Job:
Collect all lines from the records below that include the word "notifications".

Dataset entries:

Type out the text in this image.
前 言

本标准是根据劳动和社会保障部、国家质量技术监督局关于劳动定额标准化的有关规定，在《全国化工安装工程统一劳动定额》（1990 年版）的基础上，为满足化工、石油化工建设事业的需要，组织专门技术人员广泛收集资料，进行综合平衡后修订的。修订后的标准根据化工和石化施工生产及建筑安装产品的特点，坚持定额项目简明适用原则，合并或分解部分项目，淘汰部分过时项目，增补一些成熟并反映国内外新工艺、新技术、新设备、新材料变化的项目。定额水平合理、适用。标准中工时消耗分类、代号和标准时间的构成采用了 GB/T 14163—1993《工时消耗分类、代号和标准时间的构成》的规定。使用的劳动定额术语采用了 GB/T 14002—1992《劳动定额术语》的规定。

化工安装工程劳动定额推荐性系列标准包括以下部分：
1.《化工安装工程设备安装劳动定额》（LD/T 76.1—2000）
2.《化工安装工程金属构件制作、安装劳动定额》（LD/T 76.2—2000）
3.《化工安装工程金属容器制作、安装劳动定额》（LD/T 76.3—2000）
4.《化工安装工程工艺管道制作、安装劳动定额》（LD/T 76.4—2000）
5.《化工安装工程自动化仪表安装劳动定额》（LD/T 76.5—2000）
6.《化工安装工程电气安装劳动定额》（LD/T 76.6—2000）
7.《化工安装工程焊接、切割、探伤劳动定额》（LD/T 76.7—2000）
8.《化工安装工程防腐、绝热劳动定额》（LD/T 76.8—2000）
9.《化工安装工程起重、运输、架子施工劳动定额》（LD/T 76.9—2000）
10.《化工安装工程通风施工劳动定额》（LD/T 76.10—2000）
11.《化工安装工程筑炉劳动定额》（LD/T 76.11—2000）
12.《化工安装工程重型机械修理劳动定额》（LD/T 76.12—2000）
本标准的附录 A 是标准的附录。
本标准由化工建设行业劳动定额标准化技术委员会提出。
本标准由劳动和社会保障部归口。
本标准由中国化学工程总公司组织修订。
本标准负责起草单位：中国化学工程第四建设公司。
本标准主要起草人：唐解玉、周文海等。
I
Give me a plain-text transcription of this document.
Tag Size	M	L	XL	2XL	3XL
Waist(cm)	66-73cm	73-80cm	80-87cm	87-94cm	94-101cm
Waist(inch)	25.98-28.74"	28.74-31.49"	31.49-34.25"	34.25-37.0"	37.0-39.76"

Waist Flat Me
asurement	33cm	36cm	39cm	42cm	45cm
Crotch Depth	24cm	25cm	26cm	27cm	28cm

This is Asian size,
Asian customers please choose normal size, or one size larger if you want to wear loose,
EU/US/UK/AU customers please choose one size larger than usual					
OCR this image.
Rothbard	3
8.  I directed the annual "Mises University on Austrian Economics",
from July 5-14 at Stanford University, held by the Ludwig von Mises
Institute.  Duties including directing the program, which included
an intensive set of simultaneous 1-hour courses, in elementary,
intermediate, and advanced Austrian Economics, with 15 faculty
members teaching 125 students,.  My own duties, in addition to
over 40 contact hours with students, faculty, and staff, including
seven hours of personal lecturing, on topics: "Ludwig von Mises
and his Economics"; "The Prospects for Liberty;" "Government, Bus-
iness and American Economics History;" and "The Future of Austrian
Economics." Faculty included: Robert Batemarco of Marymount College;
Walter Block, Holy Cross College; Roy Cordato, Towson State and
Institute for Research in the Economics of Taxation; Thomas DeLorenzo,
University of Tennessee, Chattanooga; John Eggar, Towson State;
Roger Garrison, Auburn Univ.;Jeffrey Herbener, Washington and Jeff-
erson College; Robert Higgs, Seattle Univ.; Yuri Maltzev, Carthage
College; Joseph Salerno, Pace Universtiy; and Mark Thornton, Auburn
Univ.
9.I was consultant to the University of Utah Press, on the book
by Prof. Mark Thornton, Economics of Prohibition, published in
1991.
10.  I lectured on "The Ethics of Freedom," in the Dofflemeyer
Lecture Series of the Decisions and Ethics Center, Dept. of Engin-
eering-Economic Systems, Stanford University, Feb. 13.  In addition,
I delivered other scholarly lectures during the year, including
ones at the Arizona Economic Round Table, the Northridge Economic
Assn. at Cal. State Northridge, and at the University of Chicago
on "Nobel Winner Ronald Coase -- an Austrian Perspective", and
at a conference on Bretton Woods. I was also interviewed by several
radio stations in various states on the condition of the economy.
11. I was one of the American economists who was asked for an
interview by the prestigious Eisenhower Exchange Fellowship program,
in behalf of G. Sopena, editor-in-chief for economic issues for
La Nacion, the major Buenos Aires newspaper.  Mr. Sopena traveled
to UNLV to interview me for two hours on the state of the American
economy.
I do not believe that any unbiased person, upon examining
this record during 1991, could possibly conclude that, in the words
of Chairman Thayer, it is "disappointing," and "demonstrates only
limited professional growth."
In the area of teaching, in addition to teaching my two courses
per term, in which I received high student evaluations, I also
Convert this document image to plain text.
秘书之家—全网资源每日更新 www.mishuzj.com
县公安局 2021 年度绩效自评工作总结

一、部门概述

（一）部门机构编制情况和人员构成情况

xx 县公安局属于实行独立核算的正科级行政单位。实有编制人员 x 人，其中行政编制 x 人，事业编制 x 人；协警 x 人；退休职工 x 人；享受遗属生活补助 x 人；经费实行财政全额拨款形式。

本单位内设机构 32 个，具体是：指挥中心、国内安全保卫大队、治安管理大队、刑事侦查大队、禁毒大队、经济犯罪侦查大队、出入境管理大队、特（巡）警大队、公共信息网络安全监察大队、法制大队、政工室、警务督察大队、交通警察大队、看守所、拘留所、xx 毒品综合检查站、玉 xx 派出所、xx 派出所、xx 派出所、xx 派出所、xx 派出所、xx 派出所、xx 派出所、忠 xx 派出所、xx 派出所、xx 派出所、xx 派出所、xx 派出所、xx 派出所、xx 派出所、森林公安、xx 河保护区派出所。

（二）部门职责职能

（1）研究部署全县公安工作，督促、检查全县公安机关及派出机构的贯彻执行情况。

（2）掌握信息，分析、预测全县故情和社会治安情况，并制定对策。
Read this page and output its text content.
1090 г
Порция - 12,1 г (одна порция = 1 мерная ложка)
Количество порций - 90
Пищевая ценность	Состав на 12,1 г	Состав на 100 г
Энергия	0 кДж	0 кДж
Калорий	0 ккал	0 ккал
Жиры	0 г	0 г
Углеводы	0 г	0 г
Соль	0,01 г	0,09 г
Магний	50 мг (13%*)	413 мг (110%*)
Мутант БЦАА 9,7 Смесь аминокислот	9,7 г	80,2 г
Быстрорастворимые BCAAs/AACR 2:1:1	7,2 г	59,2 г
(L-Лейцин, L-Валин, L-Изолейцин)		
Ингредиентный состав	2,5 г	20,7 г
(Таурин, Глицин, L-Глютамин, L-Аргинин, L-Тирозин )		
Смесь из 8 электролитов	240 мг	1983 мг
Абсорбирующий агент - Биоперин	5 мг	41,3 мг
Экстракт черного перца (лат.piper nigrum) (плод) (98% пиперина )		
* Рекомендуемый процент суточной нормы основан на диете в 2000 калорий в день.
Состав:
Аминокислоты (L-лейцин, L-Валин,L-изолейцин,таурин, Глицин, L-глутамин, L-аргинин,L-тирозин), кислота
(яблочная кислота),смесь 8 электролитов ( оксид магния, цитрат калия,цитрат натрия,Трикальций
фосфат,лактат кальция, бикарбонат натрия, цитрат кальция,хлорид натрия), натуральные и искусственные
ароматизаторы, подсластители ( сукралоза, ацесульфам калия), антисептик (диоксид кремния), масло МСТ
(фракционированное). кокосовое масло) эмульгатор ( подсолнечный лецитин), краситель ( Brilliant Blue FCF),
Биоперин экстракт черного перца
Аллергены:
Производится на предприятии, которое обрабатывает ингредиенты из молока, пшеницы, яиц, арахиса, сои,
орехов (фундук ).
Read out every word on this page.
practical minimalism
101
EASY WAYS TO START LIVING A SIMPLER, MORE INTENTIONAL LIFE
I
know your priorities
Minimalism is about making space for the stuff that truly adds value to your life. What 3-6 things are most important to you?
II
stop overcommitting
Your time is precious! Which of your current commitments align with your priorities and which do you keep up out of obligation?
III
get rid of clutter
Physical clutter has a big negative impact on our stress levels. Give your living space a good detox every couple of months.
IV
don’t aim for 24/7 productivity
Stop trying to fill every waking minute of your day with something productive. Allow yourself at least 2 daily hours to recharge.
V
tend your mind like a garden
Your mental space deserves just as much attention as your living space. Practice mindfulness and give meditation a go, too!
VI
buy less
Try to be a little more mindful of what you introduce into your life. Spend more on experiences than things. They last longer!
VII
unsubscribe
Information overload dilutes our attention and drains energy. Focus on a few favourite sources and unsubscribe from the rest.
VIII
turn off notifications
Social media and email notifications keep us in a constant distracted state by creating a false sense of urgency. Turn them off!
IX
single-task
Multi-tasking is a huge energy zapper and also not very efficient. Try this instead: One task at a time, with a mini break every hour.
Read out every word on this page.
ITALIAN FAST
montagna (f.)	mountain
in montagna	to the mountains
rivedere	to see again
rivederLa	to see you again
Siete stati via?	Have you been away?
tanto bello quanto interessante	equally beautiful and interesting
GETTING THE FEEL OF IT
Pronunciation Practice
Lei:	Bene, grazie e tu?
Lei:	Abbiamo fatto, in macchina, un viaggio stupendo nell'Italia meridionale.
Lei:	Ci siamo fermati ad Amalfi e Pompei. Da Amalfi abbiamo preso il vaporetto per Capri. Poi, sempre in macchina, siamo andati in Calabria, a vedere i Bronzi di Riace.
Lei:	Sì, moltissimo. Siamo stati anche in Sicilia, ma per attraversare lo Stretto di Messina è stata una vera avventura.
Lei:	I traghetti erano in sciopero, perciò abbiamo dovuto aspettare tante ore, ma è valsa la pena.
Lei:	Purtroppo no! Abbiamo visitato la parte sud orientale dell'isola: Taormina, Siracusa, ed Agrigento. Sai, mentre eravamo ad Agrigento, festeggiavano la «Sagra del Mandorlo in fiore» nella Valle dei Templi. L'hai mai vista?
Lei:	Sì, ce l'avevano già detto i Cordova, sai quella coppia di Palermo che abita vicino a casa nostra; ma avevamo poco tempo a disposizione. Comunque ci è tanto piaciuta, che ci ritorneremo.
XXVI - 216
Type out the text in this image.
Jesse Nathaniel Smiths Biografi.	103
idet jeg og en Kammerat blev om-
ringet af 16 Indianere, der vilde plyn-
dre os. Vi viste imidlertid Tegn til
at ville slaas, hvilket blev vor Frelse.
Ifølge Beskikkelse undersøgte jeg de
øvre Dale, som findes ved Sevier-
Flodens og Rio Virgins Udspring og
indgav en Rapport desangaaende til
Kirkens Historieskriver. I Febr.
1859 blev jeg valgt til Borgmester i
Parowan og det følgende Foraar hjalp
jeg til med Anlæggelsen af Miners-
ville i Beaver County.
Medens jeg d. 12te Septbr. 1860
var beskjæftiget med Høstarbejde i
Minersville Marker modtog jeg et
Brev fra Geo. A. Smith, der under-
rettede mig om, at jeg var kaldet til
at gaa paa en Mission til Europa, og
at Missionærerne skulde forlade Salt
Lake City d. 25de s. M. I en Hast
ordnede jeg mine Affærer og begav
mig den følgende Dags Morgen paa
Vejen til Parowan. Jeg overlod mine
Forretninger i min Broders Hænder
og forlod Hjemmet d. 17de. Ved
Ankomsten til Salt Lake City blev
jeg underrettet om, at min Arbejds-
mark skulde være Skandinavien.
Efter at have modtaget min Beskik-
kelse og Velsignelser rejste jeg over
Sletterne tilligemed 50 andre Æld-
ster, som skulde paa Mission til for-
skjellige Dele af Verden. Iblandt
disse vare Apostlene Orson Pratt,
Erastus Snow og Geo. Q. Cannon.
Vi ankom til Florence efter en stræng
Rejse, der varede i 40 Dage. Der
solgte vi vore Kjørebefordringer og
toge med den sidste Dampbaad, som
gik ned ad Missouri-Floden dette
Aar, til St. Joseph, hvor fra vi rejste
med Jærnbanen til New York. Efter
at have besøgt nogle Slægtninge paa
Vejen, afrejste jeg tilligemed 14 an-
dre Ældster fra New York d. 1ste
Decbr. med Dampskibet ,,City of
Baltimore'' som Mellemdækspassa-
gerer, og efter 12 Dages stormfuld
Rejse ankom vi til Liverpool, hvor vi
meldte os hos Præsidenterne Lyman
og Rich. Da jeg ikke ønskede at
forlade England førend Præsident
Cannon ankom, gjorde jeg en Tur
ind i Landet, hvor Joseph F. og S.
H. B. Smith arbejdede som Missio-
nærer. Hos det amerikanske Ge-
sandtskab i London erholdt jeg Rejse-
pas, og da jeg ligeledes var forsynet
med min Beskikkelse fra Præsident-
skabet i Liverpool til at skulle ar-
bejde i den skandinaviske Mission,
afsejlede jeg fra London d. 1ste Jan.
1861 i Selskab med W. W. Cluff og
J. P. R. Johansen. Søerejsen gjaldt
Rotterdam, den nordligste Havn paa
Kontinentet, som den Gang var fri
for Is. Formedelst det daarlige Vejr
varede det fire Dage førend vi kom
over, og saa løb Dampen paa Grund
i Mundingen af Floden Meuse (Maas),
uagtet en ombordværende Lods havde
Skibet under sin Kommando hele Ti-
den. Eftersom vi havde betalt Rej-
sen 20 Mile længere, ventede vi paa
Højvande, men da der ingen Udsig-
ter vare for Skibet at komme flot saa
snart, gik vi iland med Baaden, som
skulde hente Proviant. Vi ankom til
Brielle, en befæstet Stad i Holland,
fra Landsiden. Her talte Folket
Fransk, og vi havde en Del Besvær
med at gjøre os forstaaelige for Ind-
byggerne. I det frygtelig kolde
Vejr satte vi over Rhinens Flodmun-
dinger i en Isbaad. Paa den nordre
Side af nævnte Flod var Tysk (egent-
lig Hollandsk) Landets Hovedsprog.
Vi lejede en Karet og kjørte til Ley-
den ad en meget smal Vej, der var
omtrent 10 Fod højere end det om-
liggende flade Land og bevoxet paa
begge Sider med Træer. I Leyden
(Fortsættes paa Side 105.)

Full answer:
turn off notifications
Social media and email notifications keep us in a constant distracted state by creating a false sense of urgency. Turn them off!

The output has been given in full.